▶ _JOB_: Scan the lines below for the string "будут" and copy every one that has it.

*** ENTRIES SUPPLIED

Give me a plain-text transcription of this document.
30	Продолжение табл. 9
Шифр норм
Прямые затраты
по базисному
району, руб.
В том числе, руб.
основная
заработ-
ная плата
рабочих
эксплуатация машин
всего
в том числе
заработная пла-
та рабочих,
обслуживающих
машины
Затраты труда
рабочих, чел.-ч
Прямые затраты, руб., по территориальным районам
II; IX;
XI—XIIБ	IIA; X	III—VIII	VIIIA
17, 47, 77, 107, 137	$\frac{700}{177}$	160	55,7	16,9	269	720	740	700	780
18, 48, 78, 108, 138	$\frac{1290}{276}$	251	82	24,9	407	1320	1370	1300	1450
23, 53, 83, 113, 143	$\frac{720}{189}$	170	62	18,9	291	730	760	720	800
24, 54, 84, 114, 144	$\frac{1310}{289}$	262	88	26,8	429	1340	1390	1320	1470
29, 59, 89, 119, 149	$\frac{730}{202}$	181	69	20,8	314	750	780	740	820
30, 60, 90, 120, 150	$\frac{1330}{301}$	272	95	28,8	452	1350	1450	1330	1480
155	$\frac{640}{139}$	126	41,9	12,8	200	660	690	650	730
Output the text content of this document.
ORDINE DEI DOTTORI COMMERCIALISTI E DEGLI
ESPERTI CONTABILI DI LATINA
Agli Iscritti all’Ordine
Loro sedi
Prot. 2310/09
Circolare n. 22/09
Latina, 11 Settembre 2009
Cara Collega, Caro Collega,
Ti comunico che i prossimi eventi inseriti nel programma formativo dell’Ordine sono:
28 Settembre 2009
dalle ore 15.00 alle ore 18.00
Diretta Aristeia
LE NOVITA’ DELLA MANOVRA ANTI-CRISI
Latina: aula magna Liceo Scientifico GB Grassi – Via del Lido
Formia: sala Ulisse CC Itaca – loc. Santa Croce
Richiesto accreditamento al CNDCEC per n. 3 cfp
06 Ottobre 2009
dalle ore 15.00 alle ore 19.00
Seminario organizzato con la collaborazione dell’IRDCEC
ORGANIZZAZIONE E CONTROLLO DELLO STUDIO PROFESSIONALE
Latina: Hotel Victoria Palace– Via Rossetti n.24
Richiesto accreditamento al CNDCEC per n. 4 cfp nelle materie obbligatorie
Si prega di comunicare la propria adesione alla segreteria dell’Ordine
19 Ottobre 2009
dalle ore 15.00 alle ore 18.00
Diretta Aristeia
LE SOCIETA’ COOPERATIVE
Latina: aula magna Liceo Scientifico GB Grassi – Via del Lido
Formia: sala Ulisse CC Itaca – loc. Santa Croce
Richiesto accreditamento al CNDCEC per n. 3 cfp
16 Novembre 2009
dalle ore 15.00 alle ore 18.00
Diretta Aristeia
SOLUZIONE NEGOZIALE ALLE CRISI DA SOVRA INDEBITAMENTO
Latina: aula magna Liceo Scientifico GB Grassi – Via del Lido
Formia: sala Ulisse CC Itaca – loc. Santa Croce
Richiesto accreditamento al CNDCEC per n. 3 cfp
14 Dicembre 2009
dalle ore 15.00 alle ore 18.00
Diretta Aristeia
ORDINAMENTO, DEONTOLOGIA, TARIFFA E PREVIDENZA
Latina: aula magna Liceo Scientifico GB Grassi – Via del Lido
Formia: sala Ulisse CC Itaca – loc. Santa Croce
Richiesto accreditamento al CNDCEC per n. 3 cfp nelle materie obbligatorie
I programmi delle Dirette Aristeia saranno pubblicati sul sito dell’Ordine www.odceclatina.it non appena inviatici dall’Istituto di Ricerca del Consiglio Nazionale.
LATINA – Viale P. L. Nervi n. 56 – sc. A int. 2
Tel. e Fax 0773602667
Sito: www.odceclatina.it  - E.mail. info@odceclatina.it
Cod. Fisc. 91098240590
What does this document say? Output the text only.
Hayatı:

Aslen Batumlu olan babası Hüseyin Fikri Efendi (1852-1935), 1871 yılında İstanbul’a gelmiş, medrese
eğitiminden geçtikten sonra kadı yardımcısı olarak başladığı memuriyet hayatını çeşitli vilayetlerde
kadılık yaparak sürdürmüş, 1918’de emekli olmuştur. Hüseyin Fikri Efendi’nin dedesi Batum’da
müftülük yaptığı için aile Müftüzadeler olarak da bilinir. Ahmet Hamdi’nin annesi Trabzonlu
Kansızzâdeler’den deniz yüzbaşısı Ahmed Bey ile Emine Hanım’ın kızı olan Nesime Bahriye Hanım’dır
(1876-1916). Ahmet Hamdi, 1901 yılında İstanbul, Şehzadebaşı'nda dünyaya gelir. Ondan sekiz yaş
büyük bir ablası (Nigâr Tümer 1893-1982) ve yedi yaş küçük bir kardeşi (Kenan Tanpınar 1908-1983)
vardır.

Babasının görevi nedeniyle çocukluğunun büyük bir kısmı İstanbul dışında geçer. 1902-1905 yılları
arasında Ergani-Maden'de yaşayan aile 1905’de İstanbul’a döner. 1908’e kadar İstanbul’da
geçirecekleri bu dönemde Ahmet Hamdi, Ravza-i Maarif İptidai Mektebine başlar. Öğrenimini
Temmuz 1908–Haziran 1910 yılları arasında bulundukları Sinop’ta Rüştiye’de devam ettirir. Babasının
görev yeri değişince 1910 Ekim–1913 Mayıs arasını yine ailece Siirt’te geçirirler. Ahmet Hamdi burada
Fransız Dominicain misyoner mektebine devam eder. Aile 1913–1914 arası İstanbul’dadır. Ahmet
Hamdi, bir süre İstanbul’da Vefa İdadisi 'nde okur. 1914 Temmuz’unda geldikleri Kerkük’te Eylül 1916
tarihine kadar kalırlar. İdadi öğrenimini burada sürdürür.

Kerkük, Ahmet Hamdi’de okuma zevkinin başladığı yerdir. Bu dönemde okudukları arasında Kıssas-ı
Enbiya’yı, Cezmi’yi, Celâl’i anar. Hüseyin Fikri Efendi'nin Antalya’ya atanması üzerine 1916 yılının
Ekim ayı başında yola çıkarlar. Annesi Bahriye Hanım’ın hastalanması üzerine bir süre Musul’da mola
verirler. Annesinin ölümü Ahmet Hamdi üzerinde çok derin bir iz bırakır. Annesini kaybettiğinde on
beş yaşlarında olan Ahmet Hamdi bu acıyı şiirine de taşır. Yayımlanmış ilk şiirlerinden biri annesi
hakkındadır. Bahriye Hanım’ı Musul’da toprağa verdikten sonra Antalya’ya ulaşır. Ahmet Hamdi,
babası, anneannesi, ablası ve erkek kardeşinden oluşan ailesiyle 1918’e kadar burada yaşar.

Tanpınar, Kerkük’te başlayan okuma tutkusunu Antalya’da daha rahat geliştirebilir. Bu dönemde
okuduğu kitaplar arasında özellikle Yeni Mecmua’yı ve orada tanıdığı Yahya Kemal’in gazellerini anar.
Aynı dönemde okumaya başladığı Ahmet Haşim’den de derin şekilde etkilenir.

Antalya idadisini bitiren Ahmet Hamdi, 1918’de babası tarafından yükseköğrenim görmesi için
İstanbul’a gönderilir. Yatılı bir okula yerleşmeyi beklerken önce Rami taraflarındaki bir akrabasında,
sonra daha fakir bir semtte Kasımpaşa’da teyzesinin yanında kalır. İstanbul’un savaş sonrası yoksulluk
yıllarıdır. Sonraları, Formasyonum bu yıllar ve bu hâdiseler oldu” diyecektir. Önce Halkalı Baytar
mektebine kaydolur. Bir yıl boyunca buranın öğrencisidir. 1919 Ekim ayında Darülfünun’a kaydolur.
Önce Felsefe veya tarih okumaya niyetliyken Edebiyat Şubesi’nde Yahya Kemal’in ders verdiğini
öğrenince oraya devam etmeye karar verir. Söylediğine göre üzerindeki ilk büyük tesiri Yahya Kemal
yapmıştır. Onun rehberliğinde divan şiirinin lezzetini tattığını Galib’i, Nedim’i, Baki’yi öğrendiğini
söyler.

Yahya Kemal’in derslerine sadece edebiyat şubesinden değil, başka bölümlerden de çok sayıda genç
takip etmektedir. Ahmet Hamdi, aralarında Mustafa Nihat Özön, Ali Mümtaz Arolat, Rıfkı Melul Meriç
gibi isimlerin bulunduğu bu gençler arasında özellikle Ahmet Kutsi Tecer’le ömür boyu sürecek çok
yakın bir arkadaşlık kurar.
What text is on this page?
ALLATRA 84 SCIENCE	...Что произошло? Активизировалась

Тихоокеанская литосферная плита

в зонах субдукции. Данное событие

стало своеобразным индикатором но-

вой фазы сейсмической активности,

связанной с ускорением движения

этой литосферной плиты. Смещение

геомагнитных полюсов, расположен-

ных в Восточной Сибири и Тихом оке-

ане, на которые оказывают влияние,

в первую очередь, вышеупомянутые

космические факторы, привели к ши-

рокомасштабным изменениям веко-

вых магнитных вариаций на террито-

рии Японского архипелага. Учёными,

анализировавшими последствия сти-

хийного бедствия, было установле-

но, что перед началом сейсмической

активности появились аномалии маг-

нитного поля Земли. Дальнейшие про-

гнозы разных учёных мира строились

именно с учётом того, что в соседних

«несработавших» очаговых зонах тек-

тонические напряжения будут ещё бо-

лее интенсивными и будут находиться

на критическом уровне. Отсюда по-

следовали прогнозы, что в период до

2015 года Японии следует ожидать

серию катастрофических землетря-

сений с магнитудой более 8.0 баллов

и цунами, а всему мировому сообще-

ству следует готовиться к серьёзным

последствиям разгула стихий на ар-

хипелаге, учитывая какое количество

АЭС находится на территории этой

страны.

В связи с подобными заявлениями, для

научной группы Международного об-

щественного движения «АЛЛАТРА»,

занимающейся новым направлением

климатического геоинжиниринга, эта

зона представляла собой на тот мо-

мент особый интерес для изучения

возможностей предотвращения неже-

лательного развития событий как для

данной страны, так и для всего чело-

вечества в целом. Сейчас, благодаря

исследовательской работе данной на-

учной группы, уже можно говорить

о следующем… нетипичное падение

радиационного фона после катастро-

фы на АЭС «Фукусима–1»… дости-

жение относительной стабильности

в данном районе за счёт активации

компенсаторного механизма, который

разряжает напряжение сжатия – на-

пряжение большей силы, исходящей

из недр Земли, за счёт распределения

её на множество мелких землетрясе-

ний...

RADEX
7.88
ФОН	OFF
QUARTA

******

▶ _EXERCISE OUTPUT_:
тонические напряжения будут ещё бо-
лее интенсивными и будут находиться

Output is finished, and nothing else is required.